**Input material:**
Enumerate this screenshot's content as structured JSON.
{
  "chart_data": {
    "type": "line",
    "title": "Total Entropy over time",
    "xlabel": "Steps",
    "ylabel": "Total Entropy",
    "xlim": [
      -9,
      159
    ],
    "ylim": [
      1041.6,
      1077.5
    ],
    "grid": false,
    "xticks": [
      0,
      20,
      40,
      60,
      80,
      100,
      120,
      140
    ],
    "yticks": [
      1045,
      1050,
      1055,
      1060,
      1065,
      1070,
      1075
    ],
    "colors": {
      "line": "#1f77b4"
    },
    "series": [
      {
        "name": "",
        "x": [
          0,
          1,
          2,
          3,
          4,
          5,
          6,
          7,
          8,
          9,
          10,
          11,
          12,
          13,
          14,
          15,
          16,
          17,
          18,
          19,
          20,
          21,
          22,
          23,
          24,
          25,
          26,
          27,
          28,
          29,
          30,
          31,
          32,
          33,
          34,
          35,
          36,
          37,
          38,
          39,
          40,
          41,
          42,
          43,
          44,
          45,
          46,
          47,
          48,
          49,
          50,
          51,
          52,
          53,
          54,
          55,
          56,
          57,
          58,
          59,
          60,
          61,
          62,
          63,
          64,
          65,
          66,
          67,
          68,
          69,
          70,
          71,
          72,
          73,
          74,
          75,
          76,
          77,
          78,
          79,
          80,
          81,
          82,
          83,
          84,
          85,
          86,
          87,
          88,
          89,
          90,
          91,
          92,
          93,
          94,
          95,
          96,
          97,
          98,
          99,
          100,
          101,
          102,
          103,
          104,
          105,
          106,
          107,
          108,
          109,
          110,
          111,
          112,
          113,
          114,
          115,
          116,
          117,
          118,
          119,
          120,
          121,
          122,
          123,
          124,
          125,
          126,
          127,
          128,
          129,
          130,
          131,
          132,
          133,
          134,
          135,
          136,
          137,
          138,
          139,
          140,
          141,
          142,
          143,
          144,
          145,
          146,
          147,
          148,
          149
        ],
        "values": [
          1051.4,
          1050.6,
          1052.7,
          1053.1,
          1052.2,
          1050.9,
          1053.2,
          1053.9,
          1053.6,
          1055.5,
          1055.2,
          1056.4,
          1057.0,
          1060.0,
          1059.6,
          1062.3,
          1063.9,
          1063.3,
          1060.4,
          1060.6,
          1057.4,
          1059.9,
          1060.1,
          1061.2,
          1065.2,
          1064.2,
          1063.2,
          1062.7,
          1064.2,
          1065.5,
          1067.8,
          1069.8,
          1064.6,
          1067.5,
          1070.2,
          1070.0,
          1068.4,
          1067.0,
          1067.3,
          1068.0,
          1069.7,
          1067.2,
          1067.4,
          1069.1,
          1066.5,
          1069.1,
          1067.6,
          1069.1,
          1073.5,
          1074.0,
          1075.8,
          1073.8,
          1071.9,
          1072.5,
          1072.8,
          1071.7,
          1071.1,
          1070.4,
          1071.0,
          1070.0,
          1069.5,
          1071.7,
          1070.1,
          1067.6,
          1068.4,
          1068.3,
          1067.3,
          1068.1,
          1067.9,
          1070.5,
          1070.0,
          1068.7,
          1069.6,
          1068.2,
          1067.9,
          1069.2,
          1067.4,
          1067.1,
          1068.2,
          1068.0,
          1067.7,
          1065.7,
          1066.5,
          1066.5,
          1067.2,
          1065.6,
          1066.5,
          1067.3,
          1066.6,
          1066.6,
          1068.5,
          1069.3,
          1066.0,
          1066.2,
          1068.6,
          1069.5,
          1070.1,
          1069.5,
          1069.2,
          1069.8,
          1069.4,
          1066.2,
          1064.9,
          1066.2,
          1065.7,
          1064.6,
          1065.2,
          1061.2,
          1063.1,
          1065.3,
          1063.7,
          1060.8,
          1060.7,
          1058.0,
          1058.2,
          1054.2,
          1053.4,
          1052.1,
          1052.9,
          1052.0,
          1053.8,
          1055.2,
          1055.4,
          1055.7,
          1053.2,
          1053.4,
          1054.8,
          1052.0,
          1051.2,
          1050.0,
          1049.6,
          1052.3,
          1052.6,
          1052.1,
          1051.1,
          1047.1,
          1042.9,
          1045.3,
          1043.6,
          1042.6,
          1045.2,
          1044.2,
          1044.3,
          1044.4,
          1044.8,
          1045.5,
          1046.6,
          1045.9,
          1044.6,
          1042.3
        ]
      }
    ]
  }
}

**Exercise brief:** Search the preceding listing for the word "Entropy" and pull out every line that holds it.

**Answer to this exercise:**
    "title": "Total Entropy over time",
    "ylabel": "Total Entropy",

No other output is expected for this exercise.